Set task — Repeat every entry in the listing below, exactly.

**** Extracted information

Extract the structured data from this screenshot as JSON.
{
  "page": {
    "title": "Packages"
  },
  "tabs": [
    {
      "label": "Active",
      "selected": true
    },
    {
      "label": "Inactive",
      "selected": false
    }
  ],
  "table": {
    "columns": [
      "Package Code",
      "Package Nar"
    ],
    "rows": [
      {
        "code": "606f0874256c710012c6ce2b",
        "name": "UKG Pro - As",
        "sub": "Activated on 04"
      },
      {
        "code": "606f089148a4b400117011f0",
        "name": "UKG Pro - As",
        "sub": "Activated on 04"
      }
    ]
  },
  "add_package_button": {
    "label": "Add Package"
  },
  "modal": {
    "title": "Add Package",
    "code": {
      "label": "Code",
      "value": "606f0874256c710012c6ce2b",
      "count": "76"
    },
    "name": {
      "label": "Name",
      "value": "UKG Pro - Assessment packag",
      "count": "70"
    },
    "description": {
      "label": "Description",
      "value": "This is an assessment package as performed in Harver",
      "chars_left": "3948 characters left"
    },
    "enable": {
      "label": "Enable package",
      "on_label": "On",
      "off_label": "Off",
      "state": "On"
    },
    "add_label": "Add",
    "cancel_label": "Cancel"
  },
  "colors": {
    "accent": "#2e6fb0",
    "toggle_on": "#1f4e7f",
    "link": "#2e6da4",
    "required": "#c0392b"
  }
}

********

Complete answer —
Extract the structured data from this screenshot as JSON.
{
  "page": {
    "title": "Packages"
  },
  "tabs": [
    {
      "label": "Active",
      "selected": true
    },
    {
      "label": "Inactive",
      "selected": false
    }
  ],
  "table": {
    "columns": [
      "Package Code",
      "Package Nar"
    ],
    "rows": [
      {
        "code": "606f0874256c710012c6ce2b",
        "name": "UKG Pro - As",
        "sub": "Activated on 04"
      },
      {
        "code": "606f089148a4b400117011f0",
        "name": "UKG Pro - As",
        "sub": "Activated on 04"
      }
    ]
  },
  "add_package_button": {
    "label": "Add Package"
  },
  "modal": {
    "title": "Add Package",
    "code": {
      "label": "Code",
      "value": "606f0874256c710012c6ce2b",
      "count": "76"
    },
    "name": {
      "label": "Name",
      "value": "UKG Pro - Assessment packag",
      "count": "70"
    },
    "description": {
      "label": "Description",
      "value": "This is an assessment package as performed in Harver",
      "chars_left": "3948 characters left"
    },
    "enable": {
      "label": "Enable package",
      "on_label": "On",
      "off_label": "Off",
      "state": "On"
    },
    "add_label": "Add",
    "cancel_label": "Cancel"
  },
  "colors": {
    "accent": "#2e6fb0",
    "toggle_on": "#1f4e7f",
    "link": "#2e6da4",
    "required": "#c0392b"
  }
}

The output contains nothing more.